--- Start ITEMS ---

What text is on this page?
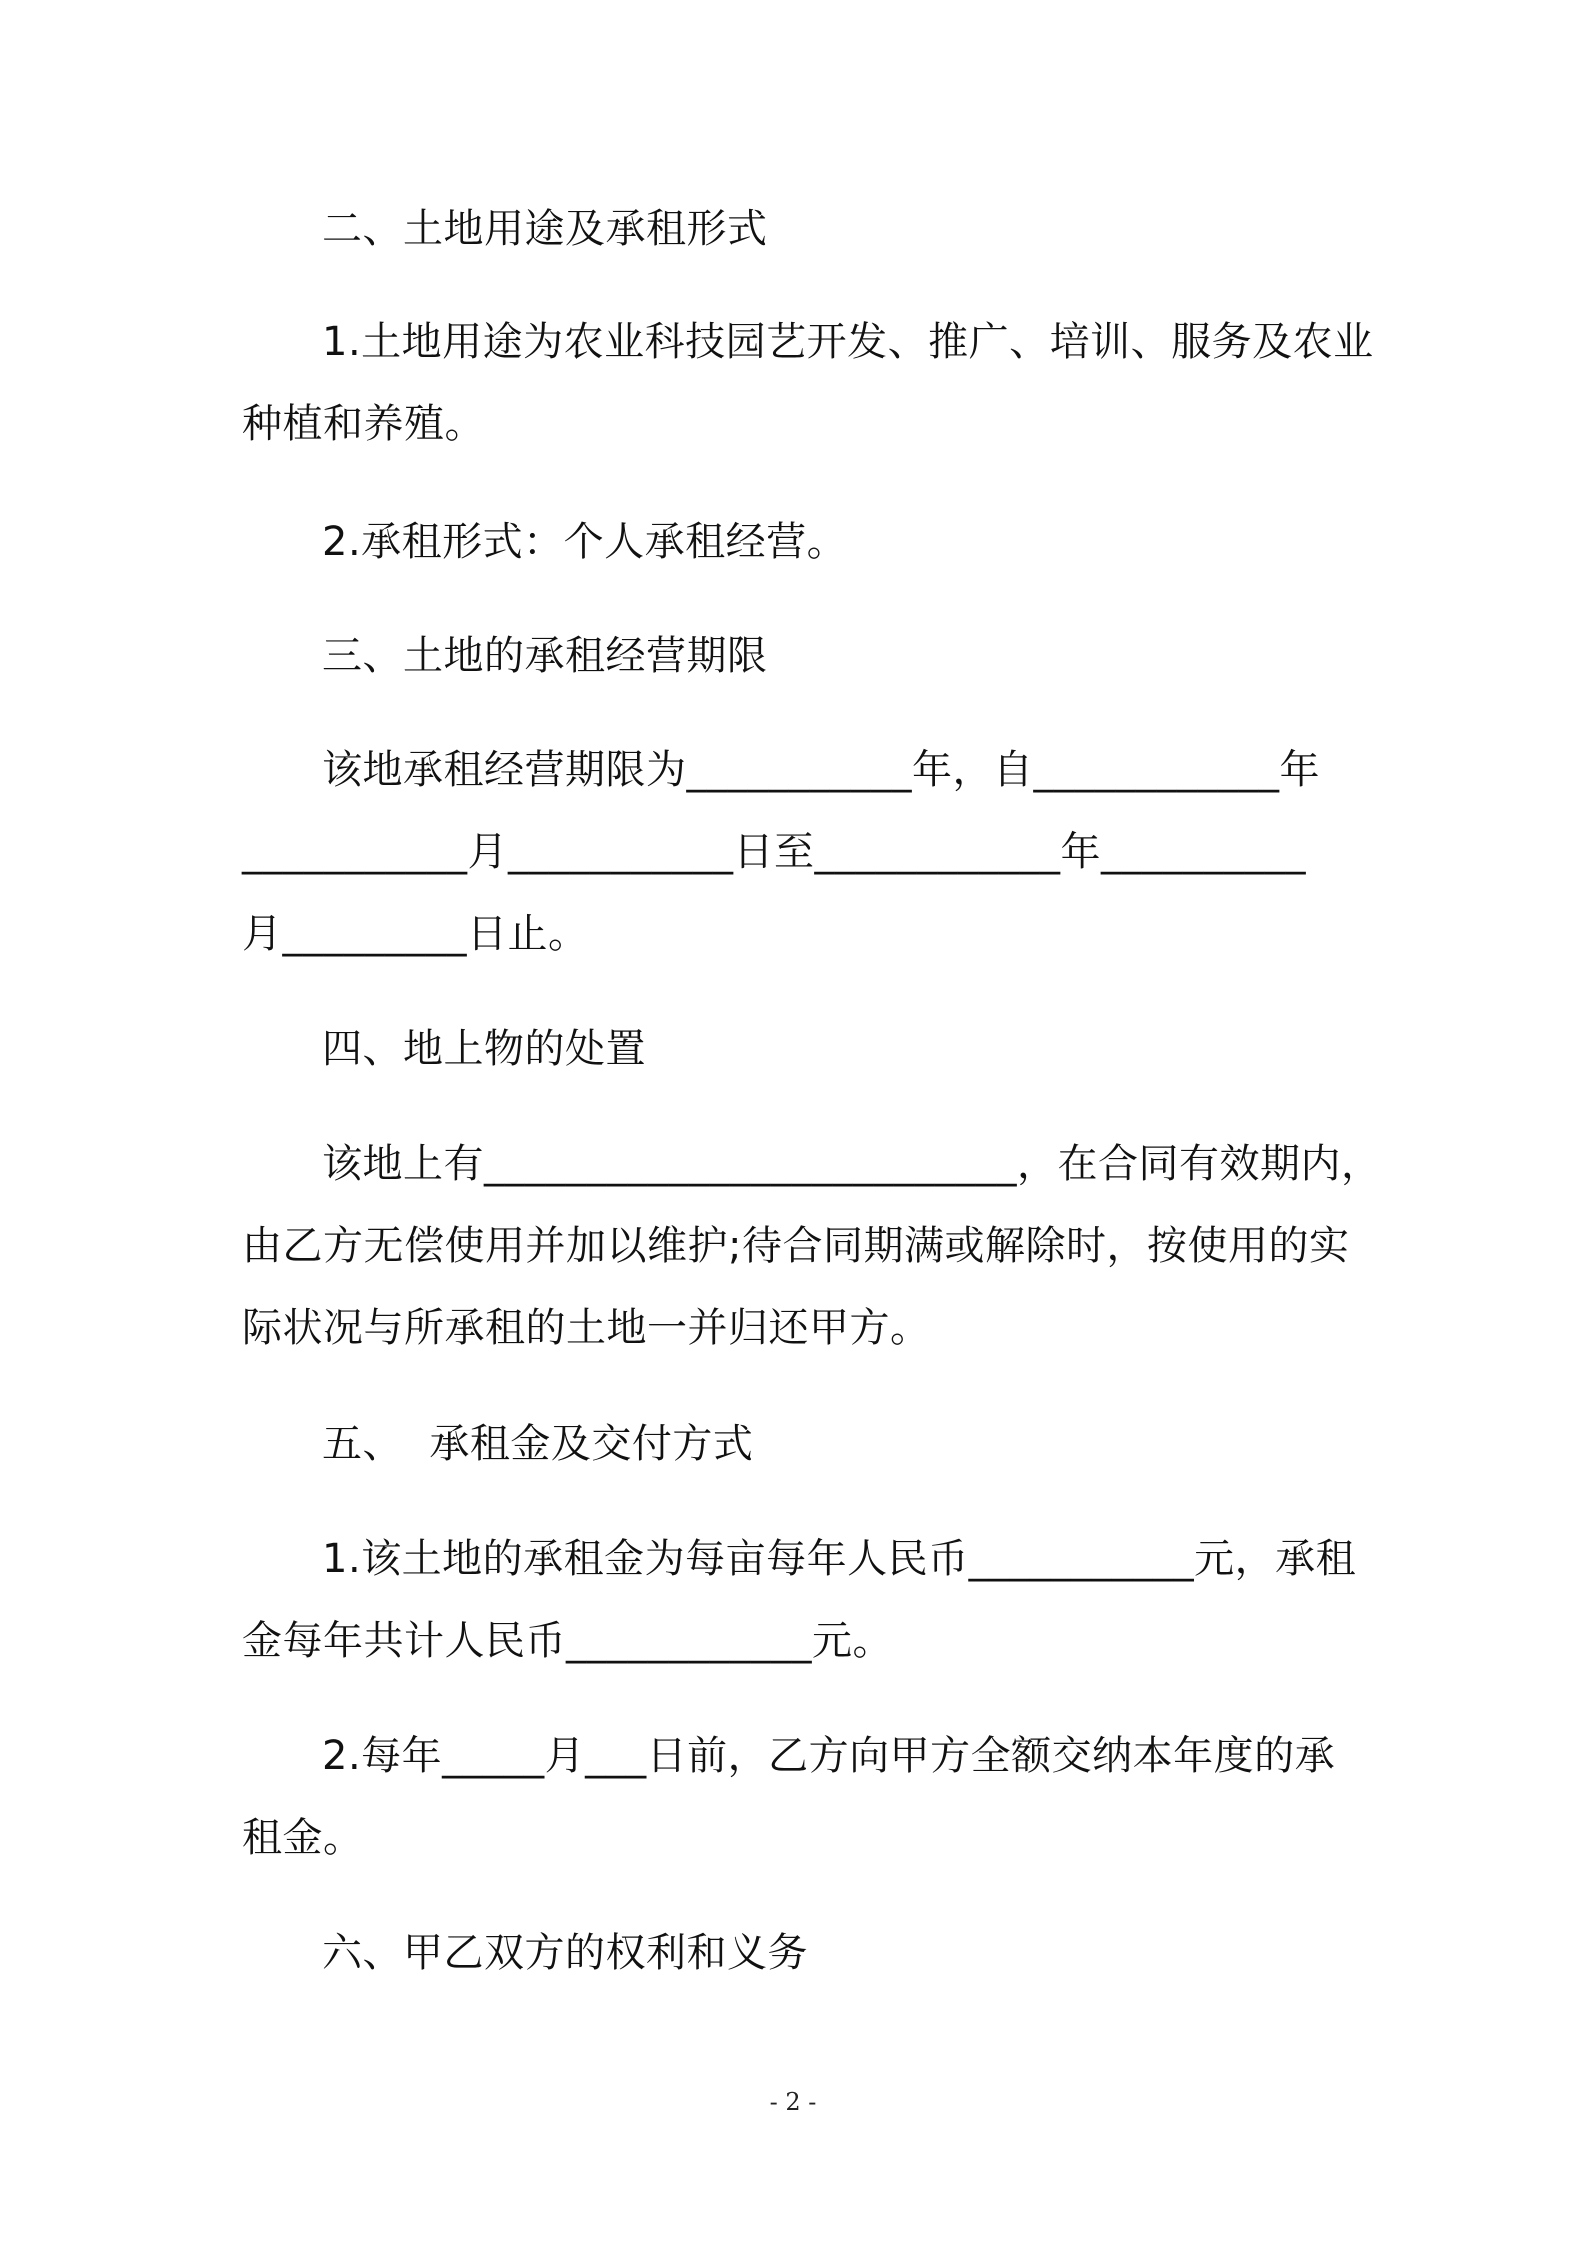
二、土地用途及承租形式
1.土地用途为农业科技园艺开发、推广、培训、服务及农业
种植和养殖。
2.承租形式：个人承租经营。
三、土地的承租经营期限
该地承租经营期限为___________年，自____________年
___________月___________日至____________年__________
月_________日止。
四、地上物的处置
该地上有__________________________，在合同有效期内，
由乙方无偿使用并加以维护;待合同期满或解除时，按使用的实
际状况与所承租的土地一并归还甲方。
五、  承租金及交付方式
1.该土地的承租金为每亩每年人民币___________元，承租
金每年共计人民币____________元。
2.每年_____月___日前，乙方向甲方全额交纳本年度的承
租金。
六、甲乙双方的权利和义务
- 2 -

--- End ITEMS ---

> [TASK TO CARRY OUT] Write out every line above exactly as it is, leaving out the pictures.

> [OUTPUT]
What text is on this page?
二、土地用途及承租形式
1.土地用途为农业科技园艺开发、推广、培训、服务及农业
种植和养殖。
2.承租形式：个人承租经营。
三、土地的承租经营期限
该地承租经营期限为___________年，自____________年
___________月___________日至____________年__________
月_________日止。
四、地上物的处置
该地上有__________________________，在合同有效期内，
由乙方无偿使用并加以维护;待合同期满或解除时，按使用的实
际状况与所承租的土地一并归还甲方。
五、  承租金及交付方式
1.该土地的承租金为每亩每年人民币___________元，承租
金每年共计人民币____________元。
2.每年_____月___日前，乙方向甲方全额交纳本年度的承
租金。
六、甲乙双方的权利和义务
- 2 -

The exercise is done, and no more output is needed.